Given problem:
Copy out all of the material exactly as presented.

'''

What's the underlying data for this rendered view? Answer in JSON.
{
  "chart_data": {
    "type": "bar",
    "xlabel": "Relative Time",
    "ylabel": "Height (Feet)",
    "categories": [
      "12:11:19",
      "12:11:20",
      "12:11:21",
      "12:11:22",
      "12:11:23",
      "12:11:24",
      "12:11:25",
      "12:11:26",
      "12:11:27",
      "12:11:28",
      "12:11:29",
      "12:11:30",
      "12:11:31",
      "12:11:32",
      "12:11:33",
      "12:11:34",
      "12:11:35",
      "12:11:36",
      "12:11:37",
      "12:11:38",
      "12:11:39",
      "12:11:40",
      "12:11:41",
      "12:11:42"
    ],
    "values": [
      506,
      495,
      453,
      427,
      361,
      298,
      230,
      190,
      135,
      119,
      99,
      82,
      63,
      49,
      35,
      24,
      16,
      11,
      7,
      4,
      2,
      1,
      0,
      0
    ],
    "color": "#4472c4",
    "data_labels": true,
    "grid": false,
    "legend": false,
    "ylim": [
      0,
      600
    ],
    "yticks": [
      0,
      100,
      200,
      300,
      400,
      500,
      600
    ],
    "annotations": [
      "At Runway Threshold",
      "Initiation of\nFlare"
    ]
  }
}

'''

Output:
What's the underlying data for this rendered view? Answer in JSON.
{
  "chart_data": {
    "type": "bar",
    "xlabel": "Relative Time",
    "ylabel": "Height (Feet)",
    "categories": [
      "12:11:19",
      "12:11:20",
      "12:11:21",
      "12:11:22",
      "12:11:23",
      "12:11:24",
      "12:11:25",
      "12:11:26",
      "12:11:27",
      "12:11:28",
      "12:11:29",
      "12:11:30",
      "12:11:31",
      "12:11:32",
      "12:11:33",
      "12:11:34",
      "12:11:35",
      "12:11:36",
      "12:11:37",
      "12:11:38",
      "12:11:39",
      "12:11:40",
      "12:11:41",
      "12:11:42"
    ],
    "values": [
      506,
      495,
      453,
      427,
      361,
      298,
      230,
      190,
      135,
      119,
      99,
      82,
      63,
      49,
      35,
      24,
      16,
      11,
      7,
      4,
      2,
      1,
      0,
      0
    ],
    "color": "#4472c4",
    "data_labels": true,
    "grid": false,
    "legend": false,
    "ylim": [
      0,
      600
    ],
    "yticks": [
      0,
      100,
      200,
      300,
      400,
      500,
      600
    ],
    "annotations": [
      "At Runway Threshold",
      "Initiation of\nFlare"
    ]
  }
}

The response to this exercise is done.